**WRITTEN EXERCISE**
Filter the entries below, keeping every line that has the word "Builders".

**GIVEN ENTRIES**
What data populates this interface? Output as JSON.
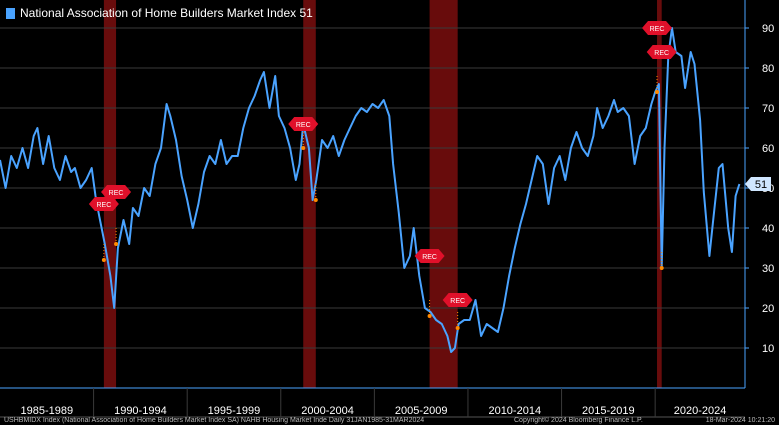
{
  "colors": {
    "line": "#4aa3ff",
    "recession": "#8b1010",
    "rec_flag": "#e0102a",
    "grid": "#3a3a3a",
    "axis": "#4aa3ff",
    "marker": "#ff8a00"
  },
  "legend": {
    "label": "National Association of Home Builders Market Index",
    "value": "51"
  },
  "footer": {
    "source": "USHBMIDX Index (National Association of Home Builders Market Index SA) NAHB Housing Market Inde  Daily 31JAN1985-31MAR2024",
    "copyright": "Copyright© 2024 Bloomberg Finance L.P.",
    "timestamp": "18-Mar-2024 10:21:20"
  },
  "chart_data": {
    "type": "line",
    "title": "National Association of Home Builders Market Index",
    "ylim": [
      0,
      95
    ],
    "xlim": [
      1985.0,
      2024.8
    ],
    "y_ticks": [
      10,
      20,
      30,
      40,
      50,
      60,
      70,
      80,
      90
    ],
    "y_tick_labels": [
      "10",
      "20",
      "30",
      "40",
      "50",
      "60",
      "70",
      "80",
      "90"
    ],
    "x_periods": [
      "1985-1989",
      "1990-1994",
      "1995-1999",
      "2000-2004",
      "2005-2009",
      "2010-2014",
      "2015-2019",
      "2020-2024"
    ],
    "last_value_label": "51",
    "recessions": [
      [
        1990.55,
        1991.2
      ],
      [
        2001.2,
        2001.87
      ],
      [
        2007.95,
        2009.45
      ],
      [
        2020.1,
        2020.35
      ]
    ],
    "rec_flags": [
      {
        "text": "REC",
        "x": 1990.55,
        "y": 46
      },
      {
        "text": "REC",
        "x": 1991.2,
        "y": 49
      },
      {
        "text": "REC",
        "x": 2001.2,
        "y": 66
      },
      {
        "text": "REC",
        "x": 2007.95,
        "y": 33
      },
      {
        "text": "REC",
        "x": 2009.45,
        "y": 22
      },
      {
        "text": "REC",
        "x": 2020.1,
        "y": 90
      },
      {
        "text": "REC",
        "x": 2020.35,
        "y": 84
      }
    ],
    "markers": [
      {
        "x": 1990.55,
        "y": 32
      },
      {
        "x": 1991.2,
        "y": 36
      },
      {
        "x": 2001.2,
        "y": 60
      },
      {
        "x": 2001.87,
        "y": 47
      },
      {
        "x": 2007.95,
        "y": 18
      },
      {
        "x": 2009.45,
        "y": 15
      },
      {
        "x": 2020.1,
        "y": 74
      },
      {
        "x": 2020.35,
        "y": 30
      }
    ],
    "series": [
      {
        "name": "National Association of Home Builders Market Index",
        "points": [
          [
            1985.0,
            57
          ],
          [
            1985.3,
            50
          ],
          [
            1985.6,
            58
          ],
          [
            1985.9,
            55
          ],
          [
            1986.2,
            60
          ],
          [
            1986.5,
            55
          ],
          [
            1986.8,
            63
          ],
          [
            1987.0,
            65
          ],
          [
            1987.3,
            56
          ],
          [
            1987.6,
            63
          ],
          [
            1987.9,
            55
          ],
          [
            1988.2,
            52
          ],
          [
            1988.5,
            58
          ],
          [
            1988.8,
            54
          ],
          [
            1989.0,
            55
          ],
          [
            1989.3,
            50
          ],
          [
            1989.6,
            52
          ],
          [
            1989.9,
            55
          ],
          [
            1990.1,
            48
          ],
          [
            1990.3,
            43
          ],
          [
            1990.6,
            36
          ],
          [
            1990.9,
            28
          ],
          [
            1991.1,
            20
          ],
          [
            1991.3,
            35
          ],
          [
            1991.6,
            42
          ],
          [
            1991.9,
            36
          ],
          [
            1992.1,
            45
          ],
          [
            1992.4,
            43
          ],
          [
            1992.7,
            50
          ],
          [
            1993.0,
            48
          ],
          [
            1993.3,
            56
          ],
          [
            1993.6,
            60
          ],
          [
            1993.9,
            71
          ],
          [
            1994.1,
            68
          ],
          [
            1994.4,
            62
          ],
          [
            1994.7,
            53
          ],
          [
            1995.0,
            47
          ],
          [
            1995.3,
            40
          ],
          [
            1995.6,
            46
          ],
          [
            1995.9,
            54
          ],
          [
            1996.2,
            58
          ],
          [
            1996.5,
            56
          ],
          [
            1996.8,
            62
          ],
          [
            1997.1,
            56
          ],
          [
            1997.4,
            58
          ],
          [
            1997.7,
            58
          ],
          [
            1998.0,
            65
          ],
          [
            1998.3,
            70
          ],
          [
            1998.6,
            73
          ],
          [
            1998.9,
            77
          ],
          [
            1999.1,
            79
          ],
          [
            1999.4,
            70
          ],
          [
            1999.7,
            78
          ],
          [
            1999.9,
            68
          ],
          [
            2000.2,
            65
          ],
          [
            2000.5,
            60
          ],
          [
            2000.8,
            52
          ],
          [
            2001.0,
            56
          ],
          [
            2001.2,
            66
          ],
          [
            2001.5,
            60
          ],
          [
            2001.7,
            47
          ],
          [
            2001.9,
            52
          ],
          [
            2002.2,
            62
          ],
          [
            2002.5,
            60
          ],
          [
            2002.8,
            63
          ],
          [
            2003.1,
            58
          ],
          [
            2003.4,
            62
          ],
          [
            2003.7,
            65
          ],
          [
            2004.0,
            68
          ],
          [
            2004.3,
            70
          ],
          [
            2004.6,
            69
          ],
          [
            2004.9,
            71
          ],
          [
            2005.2,
            70
          ],
          [
            2005.5,
            72
          ],
          [
            2005.8,
            68
          ],
          [
            2006.0,
            56
          ],
          [
            2006.3,
            44
          ],
          [
            2006.6,
            30
          ],
          [
            2006.9,
            33
          ],
          [
            2007.1,
            40
          ],
          [
            2007.4,
            28
          ],
          [
            2007.7,
            20
          ],
          [
            2008.0,
            19
          ],
          [
            2008.3,
            17
          ],
          [
            2008.6,
            16
          ],
          [
            2008.9,
            13
          ],
          [
            2009.1,
            9
          ],
          [
            2009.3,
            10
          ],
          [
            2009.5,
            16
          ],
          [
            2009.8,
            17
          ],
          [
            2010.1,
            17
          ],
          [
            2010.4,
            22
          ],
          [
            2010.7,
            13
          ],
          [
            2011.0,
            16
          ],
          [
            2011.3,
            15
          ],
          [
            2011.6,
            14
          ],
          [
            2011.9,
            20
          ],
          [
            2012.2,
            28
          ],
          [
            2012.5,
            35
          ],
          [
            2012.8,
            41
          ],
          [
            2013.1,
            46
          ],
          [
            2013.4,
            52
          ],
          [
            2013.7,
            58
          ],
          [
            2014.0,
            56
          ],
          [
            2014.3,
            46
          ],
          [
            2014.6,
            55
          ],
          [
            2014.9,
            58
          ],
          [
            2015.2,
            52
          ],
          [
            2015.5,
            60
          ],
          [
            2015.8,
            64
          ],
          [
            2016.1,
            60
          ],
          [
            2016.4,
            58
          ],
          [
            2016.7,
            63
          ],
          [
            2016.9,
            70
          ],
          [
            2017.2,
            65
          ],
          [
            2017.5,
            68
          ],
          [
            2017.8,
            72
          ],
          [
            2018.0,
            69
          ],
          [
            2018.3,
            70
          ],
          [
            2018.6,
            68
          ],
          [
            2018.9,
            56
          ],
          [
            2019.2,
            63
          ],
          [
            2019.5,
            65
          ],
          [
            2019.8,
            71
          ],
          [
            2020.0,
            74
          ],
          [
            2020.2,
            76
          ],
          [
            2020.35,
            30
          ],
          [
            2020.5,
            60
          ],
          [
            2020.7,
            83
          ],
          [
            2020.9,
            90
          ],
          [
            2021.1,
            84
          ],
          [
            2021.4,
            83
          ],
          [
            2021.6,
            75
          ],
          [
            2021.9,
            84
          ],
          [
            2022.1,
            81
          ],
          [
            2022.4,
            67
          ],
          [
            2022.6,
            49
          ],
          [
            2022.9,
            33
          ],
          [
            2023.1,
            42
          ],
          [
            2023.4,
            55
          ],
          [
            2023.6,
            56
          ],
          [
            2023.9,
            40
          ],
          [
            2024.1,
            34
          ],
          [
            2024.3,
            48
          ],
          [
            2024.5,
            51
          ]
        ]
      }
    ]
  }
}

**TASK RESPONSE**
    "label": "National Association of Home Builders Market Index",
    "source": "USHBMIDX Index (National Association of Home Builders Market Index SA) NAHB Housing Market Inde  Daily 31JAN1985-31MAR2024",
    "title": "National Association of Home Builders Market Index",
        "name": "National Association of Home Builders Market Index",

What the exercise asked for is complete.